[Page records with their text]
▬▬▬▬▬▬

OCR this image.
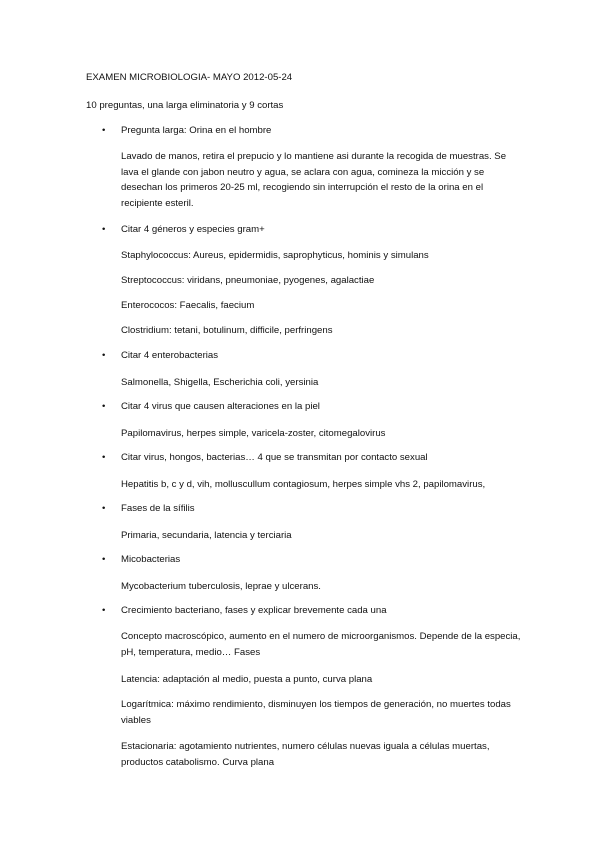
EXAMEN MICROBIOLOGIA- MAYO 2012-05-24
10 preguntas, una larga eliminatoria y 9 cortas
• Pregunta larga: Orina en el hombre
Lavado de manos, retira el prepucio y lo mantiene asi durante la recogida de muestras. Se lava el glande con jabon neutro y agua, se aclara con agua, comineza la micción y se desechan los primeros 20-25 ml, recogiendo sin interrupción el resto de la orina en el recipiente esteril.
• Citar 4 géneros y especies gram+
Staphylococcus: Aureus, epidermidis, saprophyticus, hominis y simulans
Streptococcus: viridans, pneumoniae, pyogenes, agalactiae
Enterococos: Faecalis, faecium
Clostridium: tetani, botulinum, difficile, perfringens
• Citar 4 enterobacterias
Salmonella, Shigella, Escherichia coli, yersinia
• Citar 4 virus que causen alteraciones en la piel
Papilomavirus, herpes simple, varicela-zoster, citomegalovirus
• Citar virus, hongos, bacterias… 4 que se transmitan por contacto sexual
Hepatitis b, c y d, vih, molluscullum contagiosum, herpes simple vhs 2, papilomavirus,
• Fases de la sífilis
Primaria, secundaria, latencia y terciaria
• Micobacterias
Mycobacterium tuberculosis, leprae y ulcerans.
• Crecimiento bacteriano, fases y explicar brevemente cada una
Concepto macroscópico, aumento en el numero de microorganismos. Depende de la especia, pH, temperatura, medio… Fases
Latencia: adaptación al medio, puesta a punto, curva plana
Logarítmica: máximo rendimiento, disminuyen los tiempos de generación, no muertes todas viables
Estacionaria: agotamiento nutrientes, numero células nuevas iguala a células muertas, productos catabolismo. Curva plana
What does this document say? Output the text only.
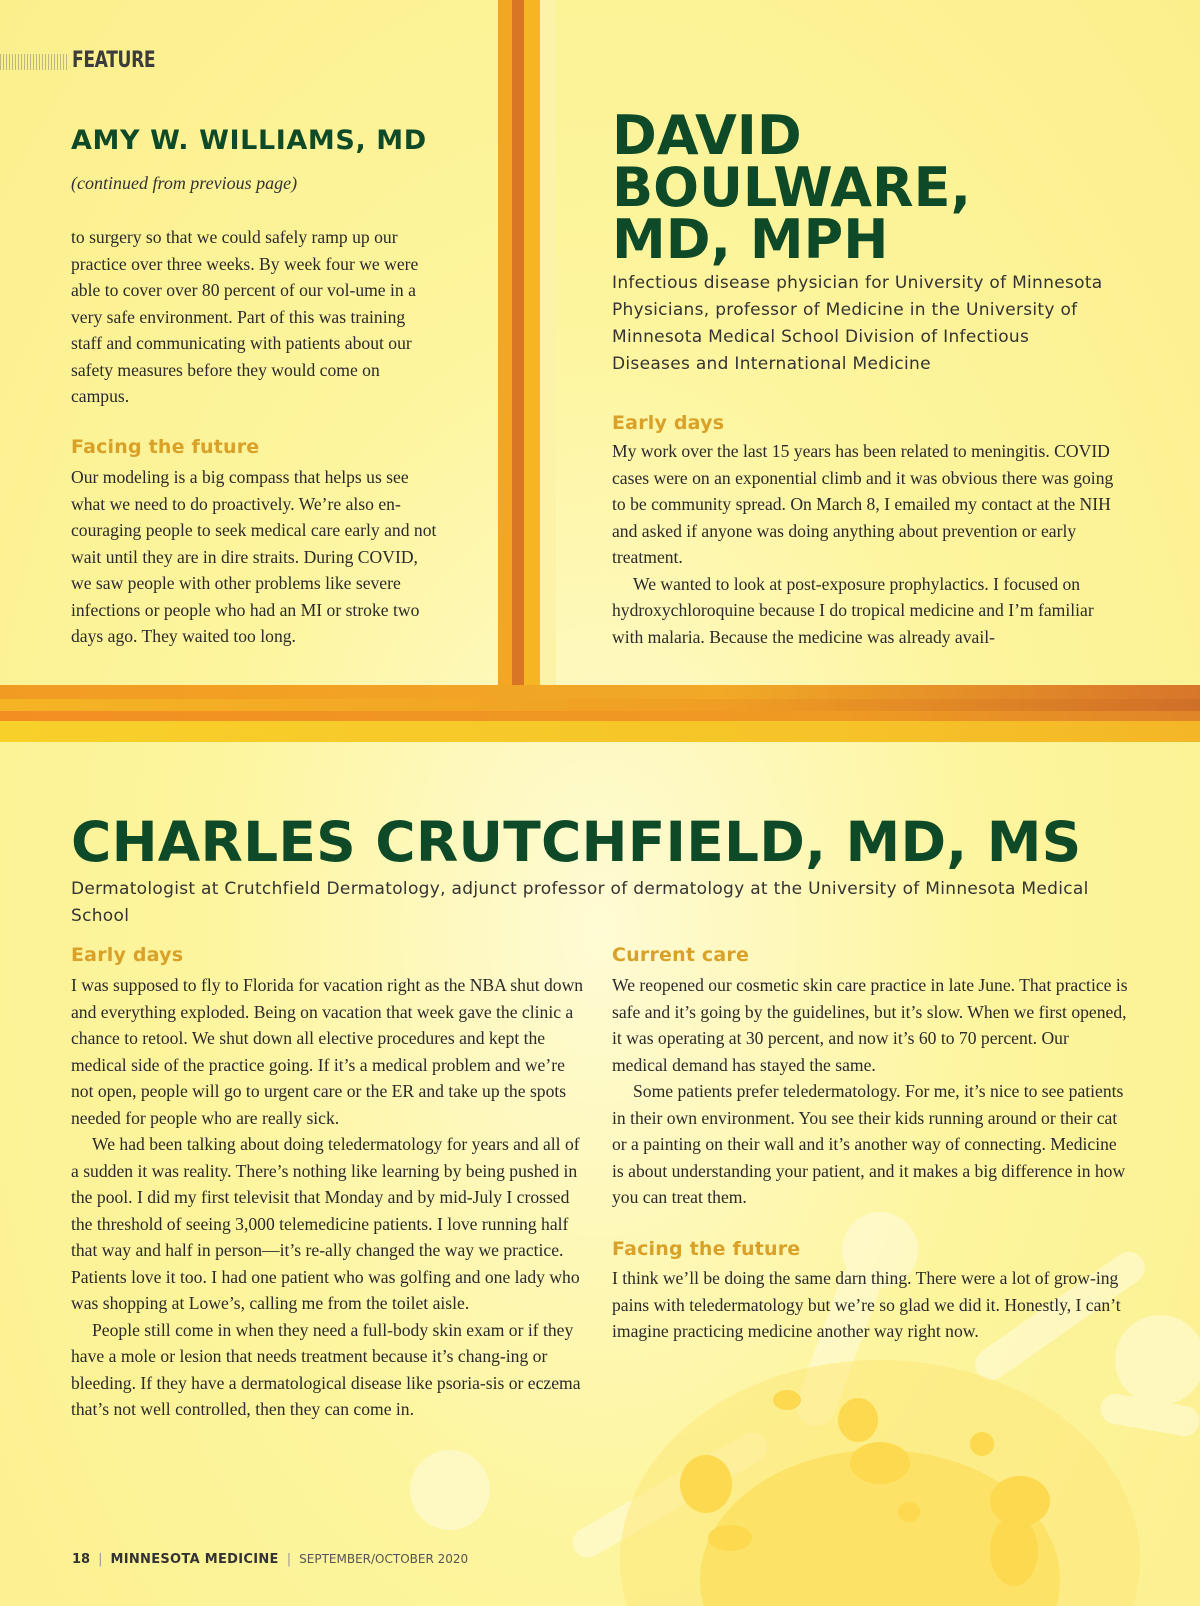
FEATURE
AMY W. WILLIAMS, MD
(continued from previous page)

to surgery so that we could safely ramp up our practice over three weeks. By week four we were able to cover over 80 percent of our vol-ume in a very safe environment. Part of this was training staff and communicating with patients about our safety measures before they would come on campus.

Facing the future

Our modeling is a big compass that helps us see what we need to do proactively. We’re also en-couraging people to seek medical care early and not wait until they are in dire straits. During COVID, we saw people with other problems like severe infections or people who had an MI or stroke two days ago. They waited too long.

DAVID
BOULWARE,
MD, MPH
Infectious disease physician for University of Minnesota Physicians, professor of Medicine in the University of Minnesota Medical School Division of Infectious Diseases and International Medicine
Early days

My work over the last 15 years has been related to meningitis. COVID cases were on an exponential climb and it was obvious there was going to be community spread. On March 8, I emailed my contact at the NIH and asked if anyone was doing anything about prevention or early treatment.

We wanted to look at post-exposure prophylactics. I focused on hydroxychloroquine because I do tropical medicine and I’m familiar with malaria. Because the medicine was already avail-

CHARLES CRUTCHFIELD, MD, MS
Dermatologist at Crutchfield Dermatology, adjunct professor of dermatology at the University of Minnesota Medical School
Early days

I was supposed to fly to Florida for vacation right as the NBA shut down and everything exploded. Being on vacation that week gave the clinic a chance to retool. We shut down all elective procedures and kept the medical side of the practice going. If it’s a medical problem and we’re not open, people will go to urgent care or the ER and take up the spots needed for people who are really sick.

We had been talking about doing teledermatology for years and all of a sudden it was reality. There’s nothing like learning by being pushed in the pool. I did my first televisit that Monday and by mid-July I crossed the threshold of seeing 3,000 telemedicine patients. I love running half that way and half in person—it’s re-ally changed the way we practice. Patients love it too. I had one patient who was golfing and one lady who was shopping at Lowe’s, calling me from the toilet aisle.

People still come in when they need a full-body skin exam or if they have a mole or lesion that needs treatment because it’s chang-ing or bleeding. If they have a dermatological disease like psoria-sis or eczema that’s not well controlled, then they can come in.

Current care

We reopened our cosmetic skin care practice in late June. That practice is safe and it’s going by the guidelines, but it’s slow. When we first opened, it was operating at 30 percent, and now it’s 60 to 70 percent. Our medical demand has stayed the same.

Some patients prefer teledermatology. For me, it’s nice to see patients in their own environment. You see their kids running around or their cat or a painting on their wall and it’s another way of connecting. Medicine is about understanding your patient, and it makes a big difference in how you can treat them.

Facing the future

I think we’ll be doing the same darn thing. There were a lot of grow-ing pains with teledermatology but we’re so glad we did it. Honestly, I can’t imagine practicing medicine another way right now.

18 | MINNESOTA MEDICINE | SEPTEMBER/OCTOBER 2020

▬▬▬▬▬▬

The task: Search the entries above for "week". Return every line that has it.

Task solution:
to surgery so that we could safely ramp up our practice over three weeks. By week four we were able to cover over 80 percent of our vol-ume in a very safe environment. Part of this was training staff and communicating with patients about our safety measures before they would come on campus.
I was supposed to fly to Florida for vacation right as the NBA shut down and everything exploded. Being on vacation that week gave the clinic a chance to retool. We shut down all elective procedures and kept the medical side of the practice going. If it’s a medical problem and we’re not open, people will go to urgent care or the ER and take up the spots needed for people who are really sick.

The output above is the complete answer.